(Entries from a dataset)
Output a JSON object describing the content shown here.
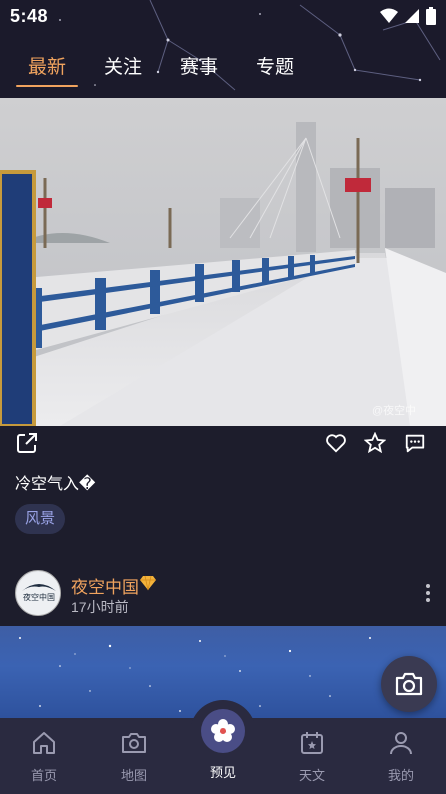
{
  "status_bar": {
    "time": "5:48"
  },
  "tabs": [
    {
      "label": "最新",
      "active": true
    },
    {
      "label": "关注",
      "active": false
    },
    {
      "label": "赛事",
      "active": false
    },
    {
      "label": "专题",
      "active": false
    }
  ],
  "post": {
    "caption": "冷空气入�",
    "tag": "风景",
    "watermark": "@夜空中"
  },
  "author": {
    "name": "夜空中国",
    "time_ago": "17小时前",
    "badge_icon": "diamond-icon",
    "avatar_text": "夜空中国"
  },
  "bottom_nav": [
    {
      "label": "首页",
      "icon": "home-icon"
    },
    {
      "label": "地图",
      "icon": "camera-map-icon"
    },
    {
      "label": "预见",
      "icon": "flower-icon",
      "active": true
    },
    {
      "label": "天文",
      "icon": "calendar-star-icon"
    },
    {
      "label": "我的",
      "icon": "person-icon"
    }
  ],
  "colors": {
    "accent": "#f0a35e",
    "background": "#1d1d2c",
    "tag_text": "#9aa3e6",
    "nav_bg": "#2a2a40"
  }
}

— WHAT IS EXPECTED —
Reproduce each entry precisely, dropping only the pictures.

— EXERCISE RESULT —
Output a JSON object describing the content shown here.
{
  "status_bar": {
    "time": "5:48"
  },
  "tabs": [
    {
      "label": "最新",
      "active": true
    },
    {
      "label": "关注",
      "active": false
    },
    {
      "label": "赛事",
      "active": false
    },
    {
      "label": "专题",
      "active": false
    }
  ],
  "post": {
    "caption": "冷空气入�",
    "tag": "风景",
    "watermark": "@夜空中"
  },
  "author": {
    "name": "夜空中国",
    "time_ago": "17小时前",
    "badge_icon": "diamond-icon",
    "avatar_text": "夜空中国"
  },
  "bottom_nav": [
    {
      "label": "首页",
      "icon": "home-icon"
    },
    {
      "label": "地图",
      "icon": "camera-map-icon"
    },
    {
      "label": "预见",
      "icon": "flower-icon",
      "active": true
    },
    {
      "label": "天文",
      "icon": "calendar-star-icon"
    },
    {
      "label": "我的",
      "icon": "person-icon"
    }
  ],
  "colors": {
    "accent": "#f0a35e",
    "background": "#1d1d2c",
    "tag_text": "#9aa3e6",
    "nav_bg": "#2a2a40"
  }
}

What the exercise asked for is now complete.